Work to complete.
Nothing in the records may be left out or altered; reproduce them all exactly.

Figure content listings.
■ ■ ■ ■

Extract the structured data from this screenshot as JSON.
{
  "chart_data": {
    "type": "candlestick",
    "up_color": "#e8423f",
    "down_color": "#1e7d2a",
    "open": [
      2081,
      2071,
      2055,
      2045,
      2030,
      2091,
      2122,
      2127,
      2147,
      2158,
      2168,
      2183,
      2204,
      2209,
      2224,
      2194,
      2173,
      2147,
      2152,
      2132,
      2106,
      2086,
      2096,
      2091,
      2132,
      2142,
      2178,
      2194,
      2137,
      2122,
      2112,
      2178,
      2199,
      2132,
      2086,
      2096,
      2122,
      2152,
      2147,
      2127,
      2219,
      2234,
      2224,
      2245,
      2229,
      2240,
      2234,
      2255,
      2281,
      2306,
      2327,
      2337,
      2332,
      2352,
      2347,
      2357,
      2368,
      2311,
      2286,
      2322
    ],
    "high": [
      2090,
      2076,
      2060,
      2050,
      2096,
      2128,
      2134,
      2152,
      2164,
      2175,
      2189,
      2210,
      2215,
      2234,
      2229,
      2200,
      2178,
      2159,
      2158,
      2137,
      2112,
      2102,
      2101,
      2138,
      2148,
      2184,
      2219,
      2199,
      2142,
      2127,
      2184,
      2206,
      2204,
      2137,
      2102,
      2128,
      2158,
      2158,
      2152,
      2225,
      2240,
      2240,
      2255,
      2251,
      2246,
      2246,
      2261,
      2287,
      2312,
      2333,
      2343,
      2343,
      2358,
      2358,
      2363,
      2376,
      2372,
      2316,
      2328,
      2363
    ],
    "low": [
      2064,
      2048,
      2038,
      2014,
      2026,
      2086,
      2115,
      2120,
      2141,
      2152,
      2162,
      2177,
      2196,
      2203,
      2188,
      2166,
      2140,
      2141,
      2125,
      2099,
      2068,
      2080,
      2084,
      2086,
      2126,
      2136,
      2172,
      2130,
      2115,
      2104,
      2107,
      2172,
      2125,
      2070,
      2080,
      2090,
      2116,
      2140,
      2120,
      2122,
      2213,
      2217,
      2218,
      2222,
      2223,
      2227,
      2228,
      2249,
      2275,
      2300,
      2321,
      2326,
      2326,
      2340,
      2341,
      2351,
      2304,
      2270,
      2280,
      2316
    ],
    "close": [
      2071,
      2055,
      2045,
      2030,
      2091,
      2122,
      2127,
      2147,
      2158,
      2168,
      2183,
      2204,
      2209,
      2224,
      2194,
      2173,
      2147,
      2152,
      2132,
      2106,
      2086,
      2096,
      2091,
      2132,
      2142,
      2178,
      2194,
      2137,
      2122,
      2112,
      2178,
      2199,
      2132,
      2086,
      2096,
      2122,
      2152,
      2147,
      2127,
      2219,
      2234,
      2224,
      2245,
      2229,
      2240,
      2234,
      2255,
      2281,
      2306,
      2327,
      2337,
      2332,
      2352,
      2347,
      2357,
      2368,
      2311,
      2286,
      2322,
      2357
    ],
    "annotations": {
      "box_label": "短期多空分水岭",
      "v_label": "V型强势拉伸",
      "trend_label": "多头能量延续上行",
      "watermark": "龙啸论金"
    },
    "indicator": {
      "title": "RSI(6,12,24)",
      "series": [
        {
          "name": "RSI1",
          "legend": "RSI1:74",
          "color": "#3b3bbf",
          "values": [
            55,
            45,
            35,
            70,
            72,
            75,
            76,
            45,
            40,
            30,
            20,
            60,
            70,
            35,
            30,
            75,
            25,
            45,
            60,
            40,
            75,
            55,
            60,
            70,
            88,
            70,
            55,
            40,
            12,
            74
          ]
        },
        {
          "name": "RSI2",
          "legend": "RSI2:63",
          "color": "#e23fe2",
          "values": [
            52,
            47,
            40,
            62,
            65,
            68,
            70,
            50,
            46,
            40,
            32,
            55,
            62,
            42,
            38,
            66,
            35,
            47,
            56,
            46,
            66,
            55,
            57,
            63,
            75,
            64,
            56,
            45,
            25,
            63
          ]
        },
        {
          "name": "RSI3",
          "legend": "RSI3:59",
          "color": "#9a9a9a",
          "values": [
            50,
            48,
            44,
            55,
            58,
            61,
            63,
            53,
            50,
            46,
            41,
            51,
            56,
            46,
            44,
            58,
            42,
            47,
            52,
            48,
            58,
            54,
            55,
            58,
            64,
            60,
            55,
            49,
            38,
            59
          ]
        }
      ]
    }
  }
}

■ ■ ■ ■

In response.
Extract the structured data from this screenshot as JSON.
{
  "chart_data": {
    "type": "candlestick",
    "up_color": "#e8423f",
    "down_color": "#1e7d2a",
    "open": [
      2081,
      2071,
      2055,
      2045,
      2030,
      2091,
      2122,
      2127,
      2147,
      2158,
      2168,
      2183,
      2204,
      2209,
      2224,
      2194,
      2173,
      2147,
      2152,
      2132,
      2106,
      2086,
      2096,
      2091,
      2132,
      2142,
      2178,
      2194,
      2137,
      2122,
      2112,
      2178,
      2199,
      2132,
      2086,
      2096,
      2122,
      2152,
      2147,
      2127,
      2219,
      2234,
      2224,
      2245,
      2229,
      2240,
      2234,
      2255,
      2281,
      2306,
      2327,
      2337,
      2332,
      2352,
      2347,
      2357,
      2368,
      2311,
      2286,
      2322
    ],
    "high": [
      2090,
      2076,
      2060,
      2050,
      2096,
      2128,
      2134,
      2152,
      2164,
      2175,
      2189,
      2210,
      2215,
      2234,
      2229,
      2200,
      2178,
      2159,
      2158,
      2137,
      2112,
      2102,
      2101,
      2138,
      2148,
      2184,
      2219,
      2199,
      2142,
      2127,
      2184,
      2206,
      2204,
      2137,
      2102,
      2128,
      2158,
      2158,
      2152,
      2225,
      2240,
      2240,
      2255,
      2251,
      2246,
      2246,
      2261,
      2287,
      2312,
      2333,
      2343,
      2343,
      2358,
      2358,
      2363,
      2376,
      2372,
      2316,
      2328,
      2363
    ],
    "low": [
      2064,
      2048,
      2038,
      2014,
      2026,
      2086,
      2115,
      2120,
      2141,
      2152,
      2162,
      2177,
      2196,
      2203,
      2188,
      2166,
      2140,
      2141,
      2125,
      2099,
      2068,
      2080,
      2084,
      2086,
      2126,
      2136,
      2172,
      2130,
      2115,
      2104,
      2107,
      2172,
      2125,
      2070,
      2080,
      2090,
      2116,
      2140,
      2120,
      2122,
      2213,
      2217,
      2218,
      2222,
      2223,
      2227,
      2228,
      2249,
      2275,
      2300,
      2321,
      2326,
      2326,
      2340,
      2341,
      2351,
      2304,
      2270,
      2280,
      2316
    ],
    "close": [
      2071,
      2055,
      2045,
      2030,
      2091,
      2122,
      2127,
      2147,
      2158,
      2168,
      2183,
      2204,
      2209,
      2224,
      2194,
      2173,
      2147,
      2152,
      2132,
      2106,
      2086,
      2096,
      2091,
      2132,
      2142,
      2178,
      2194,
      2137,
      2122,
      2112,
      2178,
      2199,
      2132,
      2086,
      2096,
      2122,
      2152,
      2147,
      2127,
      2219,
      2234,
      2224,
      2245,
      2229,
      2240,
      2234,
      2255,
      2281,
      2306,
      2327,
      2337,
      2332,
      2352,
      2347,
      2357,
      2368,
      2311,
      2286,
      2322,
      2357
    ],
    "annotations": {
      "box_label": "短期多空分水岭",
      "v_label": "V型强势拉伸",
      "trend_label": "多头能量延续上行",
      "watermark": "龙啸论金"
    },
    "indicator": {
      "title": "RSI(6,12,24)",
      "series": [
        {
          "name": "RSI1",
          "legend": "RSI1:74",
          "color": "#3b3bbf",
          "values": [
            55,
            45,
            35,
            70,
            72,
            75,
            76,
            45,
            40,
            30,
            20,
            60,
            70,
            35,
            30,
            75,
            25,
            45,
            60,
            40,
            75,
            55,
            60,
            70,
            88,
            70,
            55,
            40,
            12,
            74
          ]
        },
        {
          "name": "RSI2",
          "legend": "RSI2:63",
          "color": "#e23fe2",
          "values": [
            52,
            47,
            40,
            62,
            65,
            68,
            70,
            50,
            46,
            40,
            32,
            55,
            62,
            42,
            38,
            66,
            35,
            47,
            56,
            46,
            66,
            55,
            57,
            63,
            75,
            64,
            56,
            45,
            25,
            63
          ]
        },
        {
          "name": "RSI3",
          "legend": "RSI3:59",
          "color": "#9a9a9a",
          "values": [
            50,
            48,
            44,
            55,
            58,
            61,
            63,
            53,
            50,
            46,
            41,
            51,
            56,
            46,
            44,
            58,
            42,
            47,
            52,
            48,
            58,
            54,
            55,
            58,
            64,
            60,
            55,
            49,
            38,
            59
          ]
        }
      ]
    }
  }
}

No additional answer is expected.